Return each line of the material verbatim.

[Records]
══════

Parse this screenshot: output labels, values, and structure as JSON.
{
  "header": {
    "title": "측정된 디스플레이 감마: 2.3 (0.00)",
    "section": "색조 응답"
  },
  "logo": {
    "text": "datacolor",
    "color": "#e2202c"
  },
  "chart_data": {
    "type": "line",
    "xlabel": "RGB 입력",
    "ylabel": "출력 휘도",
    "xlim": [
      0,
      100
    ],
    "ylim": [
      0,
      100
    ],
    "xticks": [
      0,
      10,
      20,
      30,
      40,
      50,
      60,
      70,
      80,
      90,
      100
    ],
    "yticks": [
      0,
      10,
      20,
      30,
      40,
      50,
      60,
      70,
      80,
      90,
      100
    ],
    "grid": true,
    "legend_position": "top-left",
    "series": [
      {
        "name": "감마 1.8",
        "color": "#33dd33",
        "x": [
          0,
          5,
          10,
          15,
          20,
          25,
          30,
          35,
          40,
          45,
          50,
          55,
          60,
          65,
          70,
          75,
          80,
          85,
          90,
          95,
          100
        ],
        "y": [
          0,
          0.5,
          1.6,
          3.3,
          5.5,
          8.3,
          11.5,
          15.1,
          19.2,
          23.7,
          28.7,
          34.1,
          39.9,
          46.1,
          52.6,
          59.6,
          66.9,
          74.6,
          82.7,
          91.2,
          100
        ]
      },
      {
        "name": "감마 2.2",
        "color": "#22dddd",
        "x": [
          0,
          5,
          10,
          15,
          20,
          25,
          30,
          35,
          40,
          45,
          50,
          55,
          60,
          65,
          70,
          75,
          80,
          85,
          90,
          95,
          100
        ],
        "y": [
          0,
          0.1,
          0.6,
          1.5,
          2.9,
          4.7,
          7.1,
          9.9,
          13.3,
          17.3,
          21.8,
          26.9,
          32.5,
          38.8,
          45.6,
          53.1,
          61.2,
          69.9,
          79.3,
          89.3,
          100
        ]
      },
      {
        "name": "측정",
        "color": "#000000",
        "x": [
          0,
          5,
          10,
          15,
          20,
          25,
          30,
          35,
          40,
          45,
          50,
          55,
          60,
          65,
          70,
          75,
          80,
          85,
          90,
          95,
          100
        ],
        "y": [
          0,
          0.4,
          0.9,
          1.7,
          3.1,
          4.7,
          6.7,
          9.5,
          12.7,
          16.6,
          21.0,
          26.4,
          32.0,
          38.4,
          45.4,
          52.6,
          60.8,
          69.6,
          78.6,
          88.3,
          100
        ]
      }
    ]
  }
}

══════

Solution
Parse this screenshot: output labels, values, and structure as JSON.
{
  "header": {
    "title": "측정된 디스플레이 감마: 2.3 (0.00)",
    "section": "색조 응답"
  },
  "logo": {
    "text": "datacolor",
    "color": "#e2202c"
  },
  "chart_data": {
    "type": "line",
    "xlabel": "RGB 입력",
    "ylabel": "출력 휘도",
    "xlim": [
      0,
      100
    ],
    "ylim": [
      0,
      100
    ],
    "xticks": [
      0,
      10,
      20,
      30,
      40,
      50,
      60,
      70,
      80,
      90,
      100
    ],
    "yticks": [
      0,
      10,
      20,
      30,
      40,
      50,
      60,
      70,
      80,
      90,
      100
    ],
    "grid": true,
    "legend_position": "top-left",
    "series": [
      {
        "name": "감마 1.8",
        "color": "#33dd33",
        "x": [
          0,
          5,
          10,
          15,
          20,
          25,
          30,
          35,
          40,
          45,
          50,
          55,
          60,
          65,
          70,
          75,
          80,
          85,
          90,
          95,
          100
        ],
        "y": [
          0,
          0.5,
          1.6,
          3.3,
          5.5,
          8.3,
          11.5,
          15.1,
          19.2,
          23.7,
          28.7,
          34.1,
          39.9,
          46.1,
          52.6,
          59.6,
          66.9,
          74.6,
          82.7,
          91.2,
          100
        ]
      },
      {
        "name": "감마 2.2",
        "color": "#22dddd",
        "x": [
          0,
          5,
          10,
          15,
          20,
          25,
          30,
          35,
          40,
          45,
          50,
          55,
          60,
          65,
          70,
          75,
          80,
          85,
          90,
          95,
          100
        ],
        "y": [
          0,
          0.1,
          0.6,
          1.5,
          2.9,
          4.7,
          7.1,
          9.9,
          13.3,
          17.3,
          21.8,
          26.9,
          32.5,
          38.8,
          45.6,
          53.1,
          61.2,
          69.9,
          79.3,
          89.3,
          100
        ]
      },
      {
        "name": "측정",
        "color": "#000000",
        "x": [
          0,
          5,
          10,
          15,
          20,
          25,
          30,
          35,
          40,
          45,
          50,
          55,
          60,
          65,
          70,
          75,
          80,
          85,
          90,
          95,
          100
        ],
        "y": [
          0,
          0.4,
          0.9,
          1.7,
          3.1,
          4.7,
          6.7,
          9.5,
          12.7,
          16.6,
          21.0,
          26.4,
          32.0,
          38.4,
          45.4,
          52.6,
          60.8,
          69.6,
          78.6,
          88.3,
          100
        ]
      }
    ]
  }
}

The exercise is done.